Retype each line exactly. Skip images.

» **Dataset excerpt**
_____

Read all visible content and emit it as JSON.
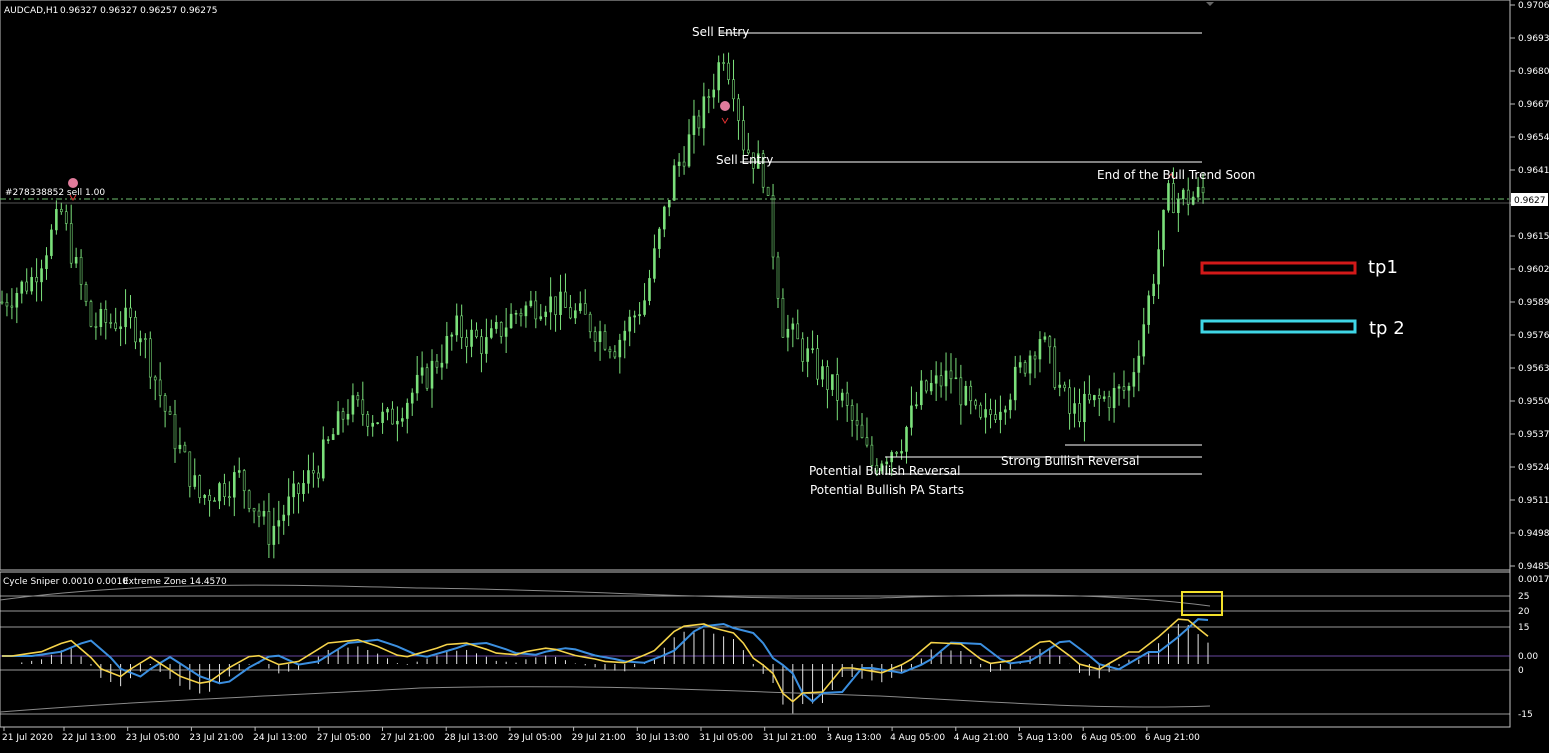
{
  "header": {
    "symbol": "AUDCAD,H1",
    "ohlc": "0.96327 0.96327 0.96257 0.96275",
    "order": "#278338852 sell 1.00"
  },
  "annotations": {
    "sell_entry_1": "Sell Entry",
    "sell_entry_2": "Sell Entry",
    "end_bull": "End of the Bull Trend Soon",
    "potential_reversal": "Potential Bullish Reversal",
    "potential_pa": "Potential Bullish PA Starts",
    "strong_reversal": "Strong Bullish Reversal",
    "tp1": "tp1",
    "tp2": "tp 2"
  },
  "price_axis": {
    "labels": [
      "0.9706",
      "0.9693",
      "0.9680",
      "0.9667",
      "0.9654",
      "0.9641",
      "0.9627",
      "0.9615",
      "0.9602",
      "0.9589",
      "0.9576",
      "0.9563",
      "0.9550",
      "0.9537",
      "0.9524",
      "0.9511",
      "0.9498",
      "0.9485"
    ],
    "current": "0.9627"
  },
  "indicator": {
    "title": "Cycle Sniper 0.0010 0.0010",
    "zone": "Extreme Zone 14.4570",
    "axis_labels": [
      "0.0017",
      "25",
      "20",
      "15",
      "0.00",
      "0",
      "-15"
    ]
  },
  "time_axis": [
    "21 Jul 2020",
    "22 Jul 13:00",
    "23 Jul 05:00",
    "23 Jul 21:00",
    "24 Jul 13:00",
    "27 Jul 05:00",
    "27 Jul 21:00",
    "28 Jul 13:00",
    "29 Jul 05:00",
    "29 Jul 21:00",
    "30 Jul 13:00",
    "31 Jul 05:00",
    "31 Jul 21:00",
    "3 Aug 13:00",
    "4 Aug 05:00",
    "4 Aug 21:00",
    "5 Aug 13:00",
    "6 Aug 05:00",
    "6 Aug 21:00"
  ],
  "colors": {
    "candle": "#7be07b",
    "grid_line": "#ffffff",
    "tp1_box": "#d21919",
    "tp2_box": "#3fd6e6",
    "highlight_box": "#f2e02a",
    "yellow_line": "#f5d34a",
    "blue_line": "#3b8fe0"
  },
  "chart_data": {
    "type": "candlestick",
    "symbol": "AUDCAD",
    "timeframe": "H1",
    "approx_close_path": [
      [
        0,
        0.9589
      ],
      [
        3,
        0.9598
      ],
      [
        6,
        0.9624
      ],
      [
        9,
        0.958
      ],
      [
        12,
        0.9582
      ],
      [
        14,
        0.9578
      ],
      [
        17,
        0.954
      ],
      [
        20,
        0.9512
      ],
      [
        24,
        0.952
      ],
      [
        27,
        0.9498
      ],
      [
        32,
        0.9525
      ],
      [
        35,
        0.9548
      ],
      [
        39,
        0.9542
      ],
      [
        43,
        0.956
      ],
      [
        46,
        0.9578
      ],
      [
        49,
        0.9572
      ],
      [
        52,
        0.9585
      ],
      [
        55,
        0.959
      ],
      [
        59,
        0.9582
      ],
      [
        62,
        0.9572
      ],
      [
        65,
        0.959
      ],
      [
        68,
        0.964
      ],
      [
        71,
        0.9665
      ],
      [
        73,
        0.9688
      ],
      [
        74,
        0.9675
      ],
      [
        75,
        0.9652
      ],
      [
        77,
        0.964
      ],
      [
        79,
        0.958
      ],
      [
        82,
        0.9565
      ],
      [
        85,
        0.955
      ],
      [
        88,
        0.9525
      ],
      [
        91,
        0.9535
      ],
      [
        93,
        0.9553
      ],
      [
        96,
        0.956
      ],
      [
        99,
        0.954
      ],
      [
        102,
        0.9555
      ],
      [
        105,
        0.9576
      ],
      [
        108,
        0.9545
      ],
      [
        111,
        0.955
      ],
      [
        114,
        0.9555
      ],
      [
        116,
        0.959
      ],
      [
        118,
        0.963
      ],
      [
        120,
        0.963
      ],
      [
        122,
        0.9632
      ]
    ]
  }
}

_____

» **Exercise response**
Read all visible content and emit it as JSON.
{
  "header": {
    "symbol": "AUDCAD,H1",
    "ohlc": "0.96327 0.96327 0.96257 0.96275",
    "order": "#278338852 sell 1.00"
  },
  "annotations": {
    "sell_entry_1": "Sell Entry",
    "sell_entry_2": "Sell Entry",
    "end_bull": "End of the Bull Trend Soon",
    "potential_reversal": "Potential Bullish Reversal",
    "potential_pa": "Potential Bullish PA Starts",
    "strong_reversal": "Strong Bullish Reversal",
    "tp1": "tp1",
    "tp2": "tp 2"
  },
  "price_axis": {
    "labels": [
      "0.9706",
      "0.9693",
      "0.9680",
      "0.9667",
      "0.9654",
      "0.9641",
      "0.9627",
      "0.9615",
      "0.9602",
      "0.9589",
      "0.9576",
      "0.9563",
      "0.9550",
      "0.9537",
      "0.9524",
      "0.9511",
      "0.9498",
      "0.9485"
    ],
    "current": "0.9627"
  },
  "indicator": {
    "title": "Cycle Sniper 0.0010 0.0010",
    "zone": "Extreme Zone 14.4570",
    "axis_labels": [
      "0.0017",
      "25",
      "20",
      "15",
      "0.00",
      "0",
      "-15"
    ]
  },
  "time_axis": [
    "21 Jul 2020",
    "22 Jul 13:00",
    "23 Jul 05:00",
    "23 Jul 21:00",
    "24 Jul 13:00",
    "27 Jul 05:00",
    "27 Jul 21:00",
    "28 Jul 13:00",
    "29 Jul 05:00",
    "29 Jul 21:00",
    "30 Jul 13:00",
    "31 Jul 05:00",
    "31 Jul 21:00",
    "3 Aug 13:00",
    "4 Aug 05:00",
    "4 Aug 21:00",
    "5 Aug 13:00",
    "6 Aug 05:00",
    "6 Aug 21:00"
  ],
  "colors": {
    "candle": "#7be07b",
    "grid_line": "#ffffff",
    "tp1_box": "#d21919",
    "tp2_box": "#3fd6e6",
    "highlight_box": "#f2e02a",
    "yellow_line": "#f5d34a",
    "blue_line": "#3b8fe0"
  },
  "chart_data": {
    "type": "candlestick",
    "symbol": "AUDCAD",
    "timeframe": "H1",
    "approx_close_path": [
      [
        0,
        0.9589
      ],
      [
        3,
        0.9598
      ],
      [
        6,
        0.9624
      ],
      [
        9,
        0.958
      ],
      [
        12,
        0.9582
      ],
      [
        14,
        0.9578
      ],
      [
        17,
        0.954
      ],
      [
        20,
        0.9512
      ],
      [
        24,
        0.952
      ],
      [
        27,
        0.9498
      ],
      [
        32,
        0.9525
      ],
      [
        35,
        0.9548
      ],
      [
        39,
        0.9542
      ],
      [
        43,
        0.956
      ],
      [
        46,
        0.9578
      ],
      [
        49,
        0.9572
      ],
      [
        52,
        0.9585
      ],
      [
        55,
        0.959
      ],
      [
        59,
        0.9582
      ],
      [
        62,
        0.9572
      ],
      [
        65,
        0.959
      ],
      [
        68,
        0.964
      ],
      [
        71,
        0.9665
      ],
      [
        73,
        0.9688
      ],
      [
        74,
        0.9675
      ],
      [
        75,
        0.9652
      ],
      [
        77,
        0.964
      ],
      [
        79,
        0.958
      ],
      [
        82,
        0.9565
      ],
      [
        85,
        0.955
      ],
      [
        88,
        0.9525
      ],
      [
        91,
        0.9535
      ],
      [
        93,
        0.9553
      ],
      [
        96,
        0.956
      ],
      [
        99,
        0.954
      ],
      [
        102,
        0.9555
      ],
      [
        105,
        0.9576
      ],
      [
        108,
        0.9545
      ],
      [
        111,
        0.955
      ],
      [
        114,
        0.9555
      ],
      [
        116,
        0.959
      ],
      [
        118,
        0.963
      ],
      [
        120,
        0.963
      ],
      [
        122,
        0.9632
      ]
    ]
  }
}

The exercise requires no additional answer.